▶ [OBJECTIVE] Print the data below unchanged, starting with its first line and ending after the line that contains "candlestick (366, 271, 378, 330)".

▶ [THE DATA]

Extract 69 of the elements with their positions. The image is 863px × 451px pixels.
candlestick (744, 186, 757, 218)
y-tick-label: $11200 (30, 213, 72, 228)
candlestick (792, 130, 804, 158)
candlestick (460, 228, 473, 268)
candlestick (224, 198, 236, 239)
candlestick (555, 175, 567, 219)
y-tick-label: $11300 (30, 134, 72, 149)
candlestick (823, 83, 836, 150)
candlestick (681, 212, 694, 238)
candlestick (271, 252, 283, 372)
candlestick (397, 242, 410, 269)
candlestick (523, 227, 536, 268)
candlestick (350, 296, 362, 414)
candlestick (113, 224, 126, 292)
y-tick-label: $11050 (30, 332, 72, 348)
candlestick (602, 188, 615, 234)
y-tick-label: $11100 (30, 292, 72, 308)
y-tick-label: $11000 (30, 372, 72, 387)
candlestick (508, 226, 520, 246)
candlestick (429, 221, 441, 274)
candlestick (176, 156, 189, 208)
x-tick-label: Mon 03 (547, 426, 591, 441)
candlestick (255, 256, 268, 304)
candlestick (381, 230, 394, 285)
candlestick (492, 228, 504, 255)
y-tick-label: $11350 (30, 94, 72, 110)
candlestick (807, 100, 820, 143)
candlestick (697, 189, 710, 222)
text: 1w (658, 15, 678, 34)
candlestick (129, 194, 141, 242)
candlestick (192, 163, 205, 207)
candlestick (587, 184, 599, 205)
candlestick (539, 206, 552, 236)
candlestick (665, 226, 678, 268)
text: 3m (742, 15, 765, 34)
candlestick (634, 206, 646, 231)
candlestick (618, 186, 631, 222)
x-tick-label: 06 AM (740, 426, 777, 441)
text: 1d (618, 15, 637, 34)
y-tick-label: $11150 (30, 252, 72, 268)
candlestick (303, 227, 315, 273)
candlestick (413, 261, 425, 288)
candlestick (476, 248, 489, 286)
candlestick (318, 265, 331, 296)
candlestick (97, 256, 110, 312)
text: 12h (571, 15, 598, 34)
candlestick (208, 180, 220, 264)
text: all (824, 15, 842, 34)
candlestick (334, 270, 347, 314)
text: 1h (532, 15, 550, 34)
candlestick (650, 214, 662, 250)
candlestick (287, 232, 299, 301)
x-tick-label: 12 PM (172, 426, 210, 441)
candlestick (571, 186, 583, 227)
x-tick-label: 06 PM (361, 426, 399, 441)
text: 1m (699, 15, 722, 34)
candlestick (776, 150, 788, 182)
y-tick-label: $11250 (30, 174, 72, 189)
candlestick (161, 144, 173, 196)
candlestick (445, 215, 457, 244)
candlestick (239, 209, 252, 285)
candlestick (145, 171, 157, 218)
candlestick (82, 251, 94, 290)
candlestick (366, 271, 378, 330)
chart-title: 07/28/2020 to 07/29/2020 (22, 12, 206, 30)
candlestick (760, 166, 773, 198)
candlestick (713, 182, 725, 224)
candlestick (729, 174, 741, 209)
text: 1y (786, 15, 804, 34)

▶ [WRITTEN SOLUTION]
Extract 69 of the elements with their positions. The image is 863px × 451px pixels.
candlestick (744, 186, 757, 218)
y-tick-label: $11200 (30, 213, 72, 228)
candlestick (792, 130, 804, 158)
candlestick (460, 228, 473, 268)
candlestick (224, 198, 236, 239)
candlestick (555, 175, 567, 219)
y-tick-label: $11300 (30, 134, 72, 149)
candlestick (823, 83, 836, 150)
candlestick (681, 212, 694, 238)
candlestick (271, 252, 283, 372)
candlestick (397, 242, 410, 269)
candlestick (523, 227, 536, 268)
candlestick (350, 296, 362, 414)
candlestick (113, 224, 126, 292)
y-tick-label: $11050 (30, 332, 72, 348)
candlestick (602, 188, 615, 234)
y-tick-label: $11100 (30, 292, 72, 308)
y-tick-label: $11000 (30, 372, 72, 387)
candlestick (508, 226, 520, 246)
candlestick (429, 221, 441, 274)
candlestick (176, 156, 189, 208)
x-tick-label: Mon 03 (547, 426, 591, 441)
candlestick (255, 256, 268, 304)
candlestick (381, 230, 394, 285)
candlestick (492, 228, 504, 255)
y-tick-label: $11350 (30, 94, 72, 110)
candlestick (807, 100, 820, 143)
candlestick (697, 189, 710, 222)
text: 1w (658, 15, 678, 34)
candlestick (129, 194, 141, 242)
candlestick (192, 163, 205, 207)
candlestick (587, 184, 599, 205)
candlestick (539, 206, 552, 236)
candlestick (665, 226, 678, 268)
text: 3m (742, 15, 765, 34)
candlestick (634, 206, 646, 231)
candlestick (618, 186, 631, 222)
x-tick-label: 06 AM (740, 426, 777, 441)
text: 1d (618, 15, 637, 34)
y-tick-label: $11150 (30, 252, 72, 268)
candlestick (303, 227, 315, 273)
candlestick (413, 261, 425, 288)
candlestick (476, 248, 489, 286)
candlestick (318, 265, 331, 296)
candlestick (97, 256, 110, 312)
text: 12h (571, 15, 598, 34)
candlestick (208, 180, 220, 264)
text: all (824, 15, 842, 34)
candlestick (334, 270, 347, 314)
text: 1h (532, 15, 550, 34)
candlestick (650, 214, 662, 250)
candlestick (287, 232, 299, 301)
x-tick-label: 12 PM (172, 426, 210, 441)
candlestick (571, 186, 583, 227)
x-tick-label: 06 PM (361, 426, 399, 441)
text: 1m (699, 15, 722, 34)
candlestick (776, 150, 788, 182)
y-tick-label: $11250 (30, 174, 72, 189)
candlestick (161, 144, 173, 196)
candlestick (445, 215, 457, 244)
candlestick (239, 209, 252, 285)
candlestick (145, 171, 157, 218)
candlestick (82, 251, 94, 290)
candlestick (366, 271, 378, 330)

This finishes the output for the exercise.